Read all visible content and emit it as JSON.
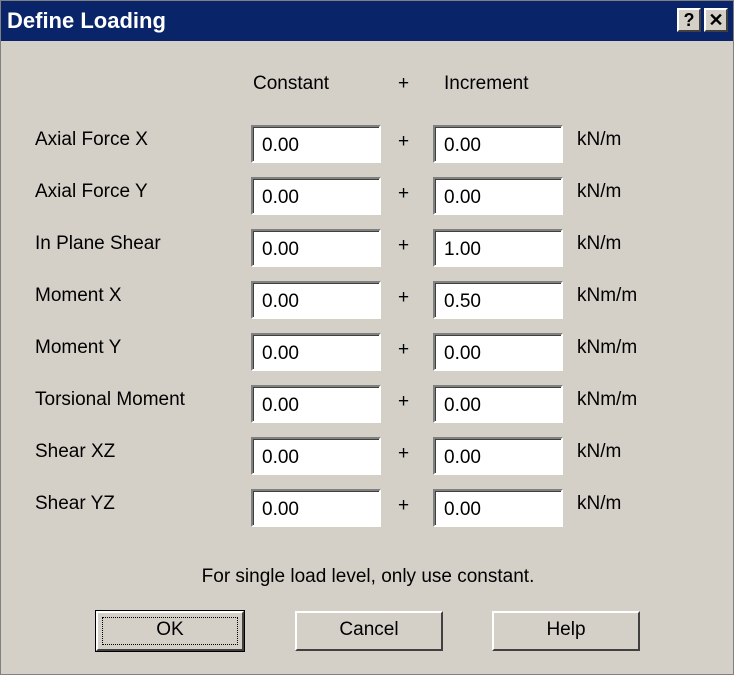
{
  "window": {
    "title": "Define Loading",
    "help_glyph": "?",
    "close_glyph": "✕"
  },
  "headers": {
    "constant": "Constant",
    "plus": "+",
    "increment": "Increment"
  },
  "rows": [
    {
      "label": "Axial Force X",
      "constant": "0.00",
      "plus": "+",
      "increment": "0.00",
      "unit": "kN/m"
    },
    {
      "label": "Axial Force Y",
      "constant": "0.00",
      "plus": "+",
      "increment": "0.00",
      "unit": "kN/m"
    },
    {
      "label": "In Plane Shear",
      "constant": "0.00",
      "plus": "+",
      "increment": "1.00",
      "unit": "kN/m"
    },
    {
      "label": "Moment X",
      "constant": "0.00",
      "plus": "+",
      "increment": "0.50",
      "unit": "kNm/m"
    },
    {
      "label": "Moment Y",
      "constant": "0.00",
      "plus": "+",
      "increment": "0.00",
      "unit": "kNm/m"
    },
    {
      "label": "Torsional Moment",
      "constant": "0.00",
      "plus": "+",
      "increment": "0.00",
      "unit": "kNm/m"
    },
    {
      "label": "Shear XZ",
      "constant": "0.00",
      "plus": "+",
      "increment": "0.00",
      "unit": "kN/m"
    },
    {
      "label": "Shear YZ",
      "constant": "0.00",
      "plus": "+",
      "increment": "0.00",
      "unit": "kN/m"
    }
  ],
  "note": "For single load level, only use constant.",
  "buttons": {
    "ok": "OK",
    "cancel": "Cancel",
    "help": "Help"
  },
  "colors": {
    "titlebar": "#0a246a",
    "dialog": "#d4d0c8"
  }
}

____________

Take each line containing the string "Force" and copy it out.

      "label": "Axial Force X",
      "label": "Axial Force Y",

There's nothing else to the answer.